Written task: Set down each entry exactly as given; pictures should not appear in the copy.

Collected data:
:::

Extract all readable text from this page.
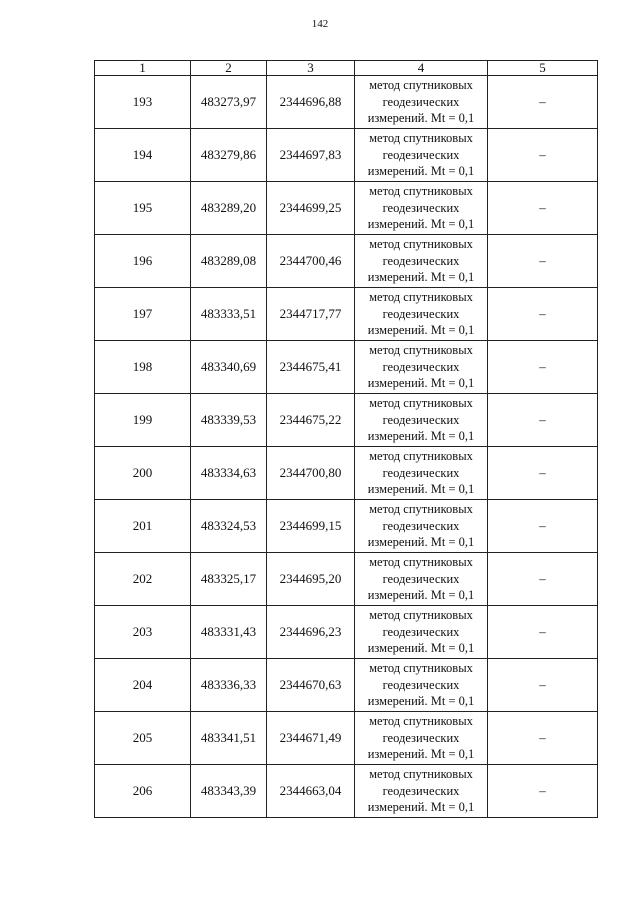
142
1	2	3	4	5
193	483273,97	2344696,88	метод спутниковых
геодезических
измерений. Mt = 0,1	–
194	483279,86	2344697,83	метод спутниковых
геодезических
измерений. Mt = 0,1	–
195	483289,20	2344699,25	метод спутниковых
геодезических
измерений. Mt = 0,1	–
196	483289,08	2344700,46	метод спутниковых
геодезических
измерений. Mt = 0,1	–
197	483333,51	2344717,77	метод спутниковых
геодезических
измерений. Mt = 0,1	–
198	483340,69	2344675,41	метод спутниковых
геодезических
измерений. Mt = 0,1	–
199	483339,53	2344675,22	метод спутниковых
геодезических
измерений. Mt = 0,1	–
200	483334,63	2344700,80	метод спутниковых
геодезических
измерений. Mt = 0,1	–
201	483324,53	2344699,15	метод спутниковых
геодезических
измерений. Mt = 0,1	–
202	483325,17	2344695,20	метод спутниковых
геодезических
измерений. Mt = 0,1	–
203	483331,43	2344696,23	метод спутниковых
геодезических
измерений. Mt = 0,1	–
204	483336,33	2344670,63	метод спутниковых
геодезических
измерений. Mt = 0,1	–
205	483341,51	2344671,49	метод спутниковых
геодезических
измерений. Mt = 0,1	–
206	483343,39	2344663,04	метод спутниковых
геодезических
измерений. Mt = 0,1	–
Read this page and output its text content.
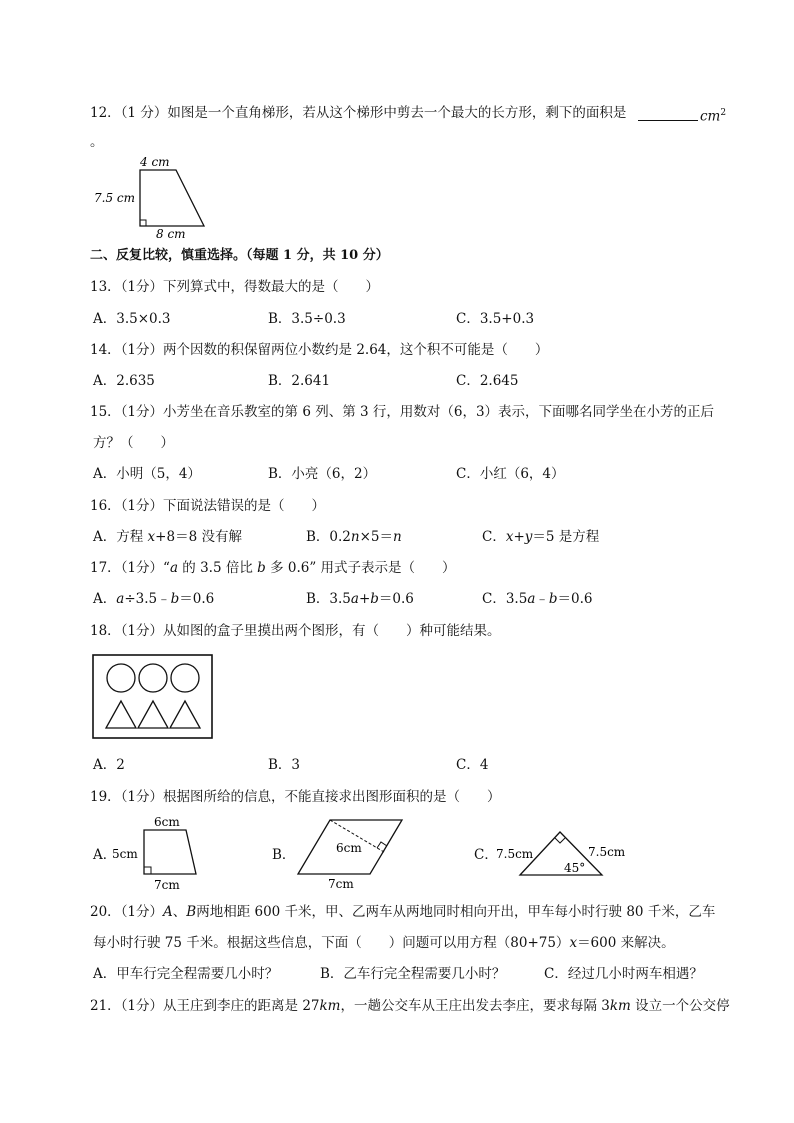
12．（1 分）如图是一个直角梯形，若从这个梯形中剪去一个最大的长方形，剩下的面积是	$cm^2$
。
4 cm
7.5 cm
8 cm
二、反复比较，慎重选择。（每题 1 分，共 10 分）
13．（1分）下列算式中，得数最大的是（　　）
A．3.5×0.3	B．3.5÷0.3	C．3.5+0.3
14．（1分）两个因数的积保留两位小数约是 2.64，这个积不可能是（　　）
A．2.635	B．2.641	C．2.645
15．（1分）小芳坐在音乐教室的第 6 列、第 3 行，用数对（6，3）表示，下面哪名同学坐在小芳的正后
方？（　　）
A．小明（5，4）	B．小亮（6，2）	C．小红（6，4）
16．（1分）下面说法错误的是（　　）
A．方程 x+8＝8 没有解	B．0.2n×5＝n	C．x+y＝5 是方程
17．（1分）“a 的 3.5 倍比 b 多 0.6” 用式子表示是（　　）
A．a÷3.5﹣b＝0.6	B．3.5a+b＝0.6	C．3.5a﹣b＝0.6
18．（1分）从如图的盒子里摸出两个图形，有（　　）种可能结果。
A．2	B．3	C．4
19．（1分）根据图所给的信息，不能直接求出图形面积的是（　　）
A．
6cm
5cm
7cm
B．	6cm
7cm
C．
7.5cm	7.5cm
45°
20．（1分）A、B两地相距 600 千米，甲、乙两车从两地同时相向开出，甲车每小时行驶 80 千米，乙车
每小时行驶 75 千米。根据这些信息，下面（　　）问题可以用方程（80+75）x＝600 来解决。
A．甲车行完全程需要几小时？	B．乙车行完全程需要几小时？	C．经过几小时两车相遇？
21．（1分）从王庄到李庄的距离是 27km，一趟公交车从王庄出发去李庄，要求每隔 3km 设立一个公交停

:::

Task response:
Extract all readable text from this page.
142
1	2	3	4	5
193	483273,97	2344696,88	метод спутниковых
геодезических
измерений. Mt = 0,1	–
194	483279,86	2344697,83	метод спутниковых
геодезических
измерений. Mt = 0,1	–
195	483289,20	2344699,25	метод спутниковых
геодезических
измерений. Mt = 0,1	–
196	483289,08	2344700,46	метод спутниковых
геодезических
измерений. Mt = 0,1	–
197	483333,51	2344717,77	метод спутниковых
геодезических
измерений. Mt = 0,1	–
198	483340,69	2344675,41	метод спутниковых
геодезических
измерений. Mt = 0,1	–
199	483339,53	2344675,22	метод спутниковых
геодезических
измерений. Mt = 0,1	–
200	483334,63	2344700,80	метод спутниковых
геодезических
измерений. Mt = 0,1	–
201	483324,53	2344699,15	метод спутниковых
геодезических
измерений. Mt = 0,1	–
202	483325,17	2344695,20	метод спутниковых
геодезических
измерений. Mt = 0,1	–
203	483331,43	2344696,23	метод спутниковых
геодезических
измерений. Mt = 0,1	–
204	483336,33	2344670,63	метод спутниковых
геодезических
измерений. Mt = 0,1	–
205	483341,51	2344671,49	метод спутниковых
геодезических
измерений. Mt = 0,1	–
206	483343,39	2344663,04	метод спутниковых
геодезических
измерений. Mt = 0,1	–
Read this page and output its text content.
12．（1 分）如图是一个直角梯形，若从这个梯形中剪去一个最大的长方形，剩下的面积是	$cm^2$
。
4 cm
7.5 cm
8 cm
二、反复比较，慎重选择。（每题 1 分，共 10 分）
13．（1分）下列算式中，得数最大的是（　　）
A．3.5×0.3	B．3.5÷0.3	C．3.5+0.3
14．（1分）两个因数的积保留两位小数约是 2.64，这个积不可能是（　　）
A．2.635	B．2.641	C．2.645
15．（1分）小芳坐在音乐教室的第 6 列、第 3 行，用数对（6，3）表示，下面哪名同学坐在小芳的正后
方？（　　）
A．小明（5，4）	B．小亮（6，2）	C．小红（6，4）
16．（1分）下面说法错误的是（　　）
A．方程 x+8＝8 没有解	B．0.2n×5＝n	C．x+y＝5 是方程
17．（1分）“a 的 3.5 倍比 b 多 0.6” 用式子表示是（　　）
A．a÷3.5﹣b＝0.6	B．3.5a+b＝0.6	C．3.5a﹣b＝0.6
18．（1分）从如图的盒子里摸出两个图形，有（　　）种可能结果。
A．2	B．3	C．4
19．（1分）根据图所给的信息，不能直接求出图形面积的是（　　）
A．
6cm
5cm
7cm
B．	6cm
7cm
C．
7.5cm	7.5cm
45°
20．（1分）A、B两地相距 600 千米，甲、乙两车从两地同时相向开出，甲车每小时行驶 80 千米，乙车
每小时行驶 75 千米。根据这些信息，下面（　　）问题可以用方程（80+75）x＝600 来解决。
A．甲车行完全程需要几小时？	B．乙车行完全程需要几小时？	C．经过几小时两车相遇？
21．（1分）从王庄到李庄的距离是 27km，一趟公交车从王庄出发去李庄，要求每隔 3km 设立一个公交停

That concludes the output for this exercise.